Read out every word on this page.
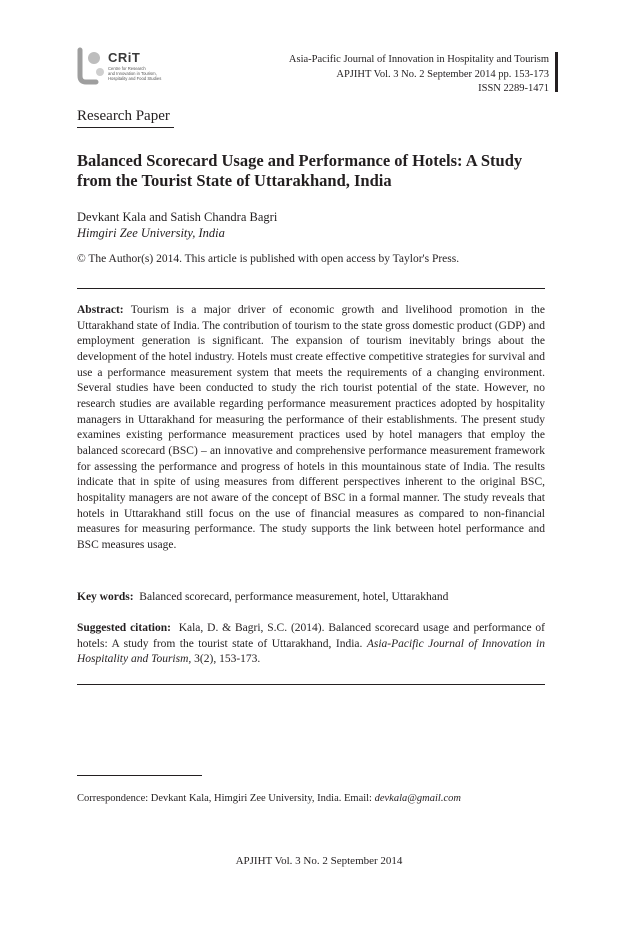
CRiT
Centre for Research
and Innovation in Tourism,
Hospitality and Food Studies
Asia-Pacific Journal of Innovation in Hospitality and Tourism
APJIHT Vol. 3 No. 2 September 2014 pp. 153-173
ISSN 2289-1471
Research Paper
Balanced Scorecard Usage and Performance of Hotels: A Study from the Tourist State of Uttarakhand, India
Devkant Kala and Satish Chandra Bagri
Himgiri Zee University, India
© The Author(s) 2014. This article is published with open access by Taylor's Press.

Abstract: Tourism is a major driver of economic growth and livelihood promotion in the Uttarakhand state of India. The contribution of tourism to the state gross domestic product (GDP) and employment generation is significant. The expansion of tourism inevitably brings about the development of the hotel industry. Hotels must create effective competitive strategies for survival and use a performance measurement system that meets the requirements of a changing environment. Several studies have been conducted to study the rich tourist potential of the state. However, no research studies are available regarding performance measurement practices adopted by hospitality managers in Uttarakhand for measuring the performance of their establishments. The present study examines existing performance measurement practices used by hotel managers that employ the balanced scorecard (BSC) – an innovative and comprehensive performance measurement framework for assessing the performance and progress of hotels in this mountainous state of India. The results indicate that in spite of using measures from different perspectives inherent to the original BSC, hospitality managers are not aware of the concept of BSC in a formal manner. The study reveals that hotels in Uttarakhand still focus on the use of financial measures as compared to non-financial measures for measuring performance. The study supports the link between hotel performance and BSC measures usage.

Key words: Balanced scorecard, performance measurement, hotel, Uttarakhand

Suggested citation: Kala, D. & Bagri, S.C. (2014). Balanced scorecard usage and performance of hotels: A study from the tourist state of Uttarakhand, India. Asia-Pacific Journal of Innovation in Hospitality and Tourism, 3(2), 153-173.

Correspondence: Devkant Kala, Himgiri Zee University, India. Email: devkala@gmail.com
APJIHT Vol. 3 No. 2 September 2014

* * *

Exercise details - Determine the number of lines in the records that include the string "Journal", and respond with that number only.

Answer to this exercise - 2